#### WHAT TO DO:
Find each line holding the word "Ming" and give the total alone.

________

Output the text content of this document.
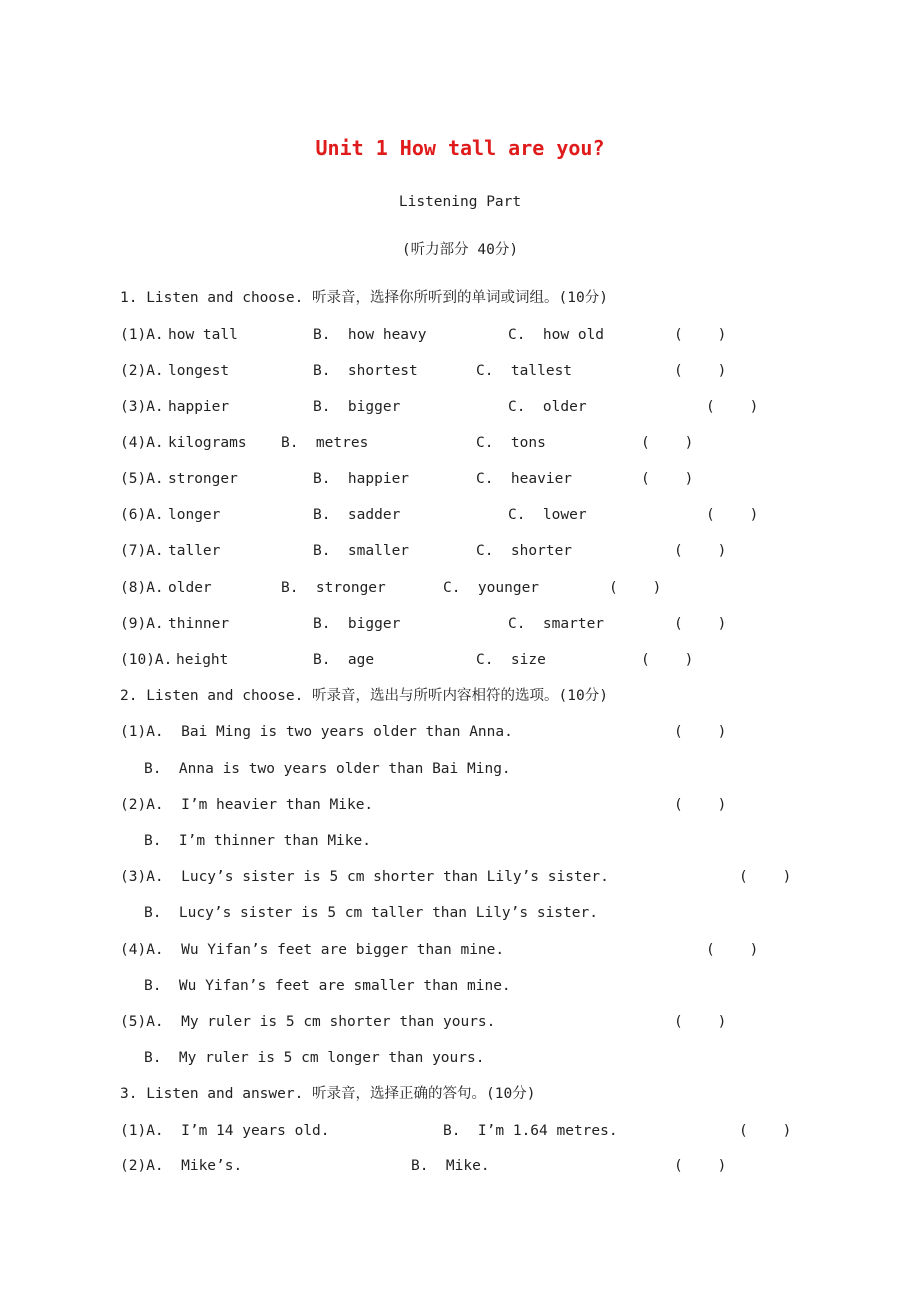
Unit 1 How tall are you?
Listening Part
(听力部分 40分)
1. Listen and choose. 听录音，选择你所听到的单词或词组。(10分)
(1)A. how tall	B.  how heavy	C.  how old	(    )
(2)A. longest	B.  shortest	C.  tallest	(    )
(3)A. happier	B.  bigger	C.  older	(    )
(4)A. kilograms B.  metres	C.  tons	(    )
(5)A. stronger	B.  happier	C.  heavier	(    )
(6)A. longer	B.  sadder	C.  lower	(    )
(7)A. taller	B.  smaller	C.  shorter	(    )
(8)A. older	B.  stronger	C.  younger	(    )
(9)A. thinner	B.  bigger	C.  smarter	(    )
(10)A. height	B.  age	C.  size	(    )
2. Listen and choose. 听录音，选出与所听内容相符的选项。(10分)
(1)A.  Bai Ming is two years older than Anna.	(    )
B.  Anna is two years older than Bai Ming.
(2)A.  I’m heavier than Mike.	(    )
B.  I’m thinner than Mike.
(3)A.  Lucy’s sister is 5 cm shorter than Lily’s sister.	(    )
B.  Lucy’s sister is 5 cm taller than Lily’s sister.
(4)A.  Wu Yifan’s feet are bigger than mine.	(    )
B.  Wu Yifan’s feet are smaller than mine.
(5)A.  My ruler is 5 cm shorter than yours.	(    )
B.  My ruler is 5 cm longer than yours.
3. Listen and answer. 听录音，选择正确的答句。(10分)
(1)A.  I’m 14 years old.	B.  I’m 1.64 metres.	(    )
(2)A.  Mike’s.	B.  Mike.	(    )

________

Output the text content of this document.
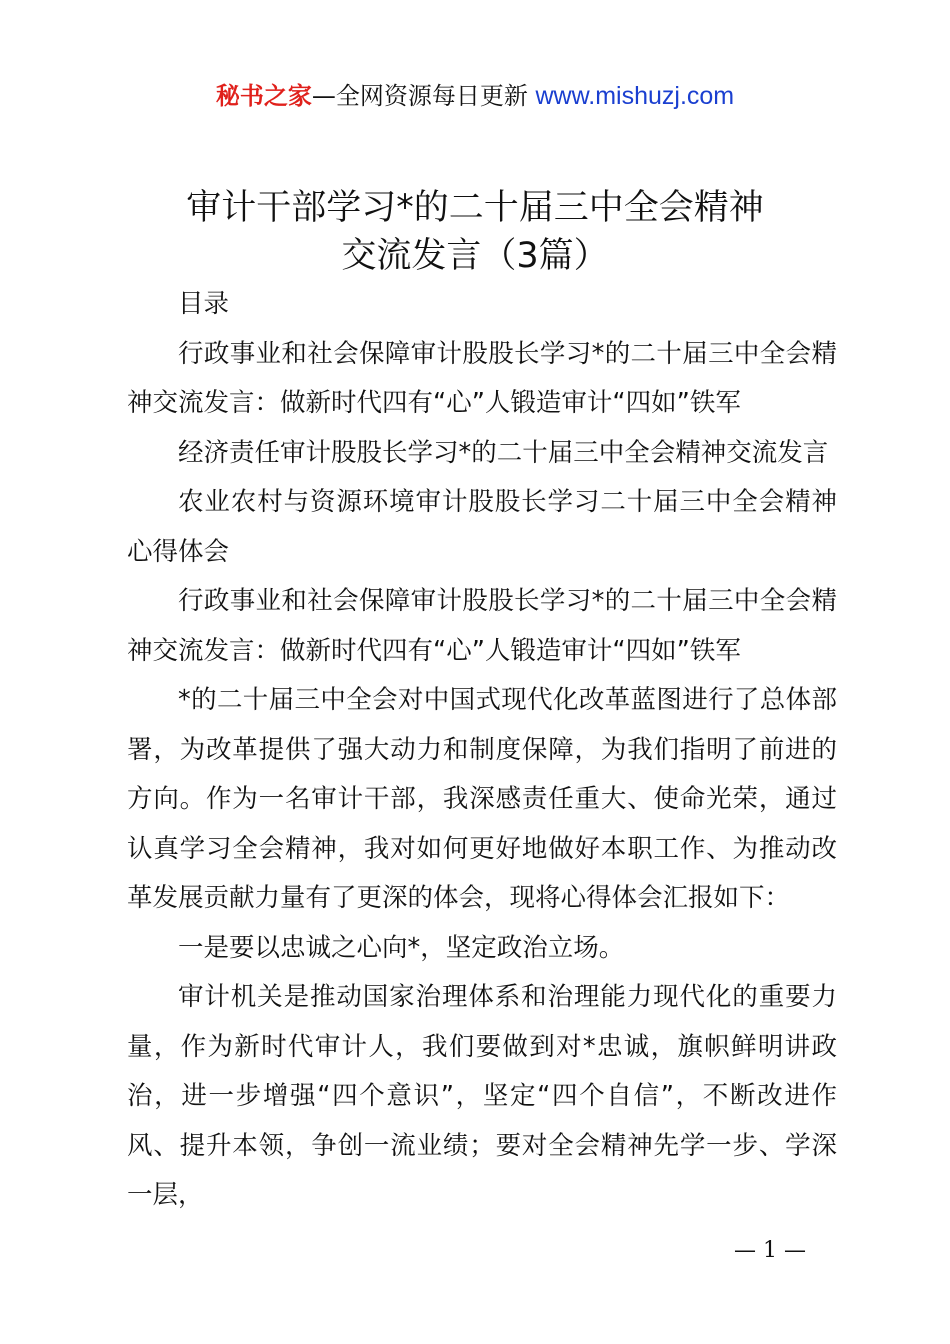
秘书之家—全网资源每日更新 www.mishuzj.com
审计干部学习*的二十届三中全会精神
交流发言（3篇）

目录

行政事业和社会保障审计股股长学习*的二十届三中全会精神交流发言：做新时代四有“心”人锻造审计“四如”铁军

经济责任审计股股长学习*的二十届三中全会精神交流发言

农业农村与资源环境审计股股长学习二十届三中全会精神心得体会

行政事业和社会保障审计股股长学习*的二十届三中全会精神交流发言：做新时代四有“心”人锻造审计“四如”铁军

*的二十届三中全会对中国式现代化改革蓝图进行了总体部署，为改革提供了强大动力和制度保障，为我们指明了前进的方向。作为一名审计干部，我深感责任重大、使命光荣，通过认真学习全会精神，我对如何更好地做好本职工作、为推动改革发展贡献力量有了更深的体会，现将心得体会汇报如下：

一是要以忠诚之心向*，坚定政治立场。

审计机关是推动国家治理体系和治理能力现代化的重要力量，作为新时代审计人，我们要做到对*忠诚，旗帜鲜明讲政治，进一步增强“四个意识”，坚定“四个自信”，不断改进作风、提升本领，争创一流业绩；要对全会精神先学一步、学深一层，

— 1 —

________

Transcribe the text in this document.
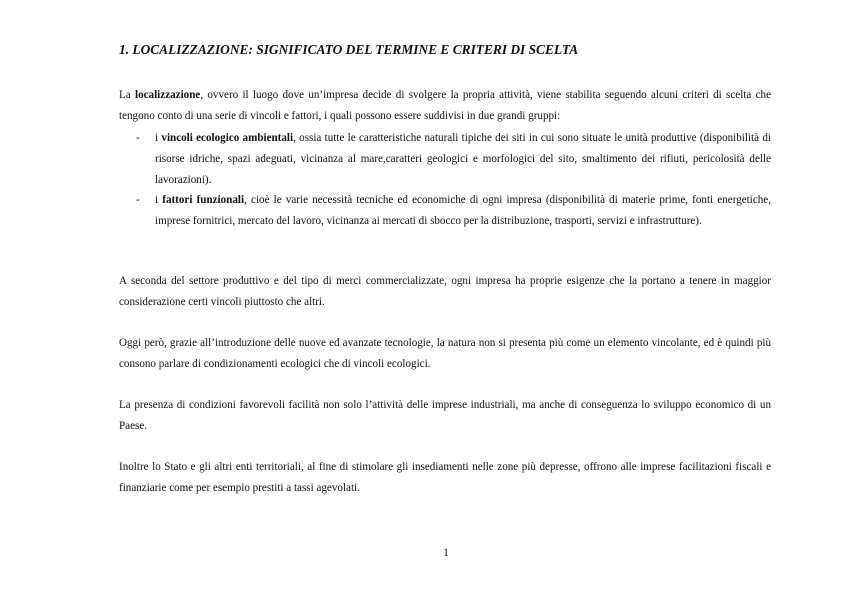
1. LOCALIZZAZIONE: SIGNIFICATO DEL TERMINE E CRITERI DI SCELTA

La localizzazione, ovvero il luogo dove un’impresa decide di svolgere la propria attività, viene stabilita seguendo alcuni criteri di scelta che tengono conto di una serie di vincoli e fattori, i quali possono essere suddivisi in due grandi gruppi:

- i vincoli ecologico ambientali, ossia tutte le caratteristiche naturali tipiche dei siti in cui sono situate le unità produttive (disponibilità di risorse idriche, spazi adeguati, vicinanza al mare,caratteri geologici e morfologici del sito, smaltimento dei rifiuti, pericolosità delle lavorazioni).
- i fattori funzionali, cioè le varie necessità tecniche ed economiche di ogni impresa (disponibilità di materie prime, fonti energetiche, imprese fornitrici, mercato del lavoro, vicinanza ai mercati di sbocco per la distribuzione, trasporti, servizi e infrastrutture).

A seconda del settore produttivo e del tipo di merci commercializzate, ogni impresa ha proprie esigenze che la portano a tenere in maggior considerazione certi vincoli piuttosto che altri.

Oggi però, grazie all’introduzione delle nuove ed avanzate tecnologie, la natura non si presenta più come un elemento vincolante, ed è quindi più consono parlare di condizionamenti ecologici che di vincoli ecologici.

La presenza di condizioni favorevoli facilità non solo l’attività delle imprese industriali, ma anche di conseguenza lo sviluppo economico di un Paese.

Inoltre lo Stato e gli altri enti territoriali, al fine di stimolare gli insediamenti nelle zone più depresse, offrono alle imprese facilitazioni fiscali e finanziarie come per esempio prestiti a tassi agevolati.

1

________

#### FULL OUTPUT:
2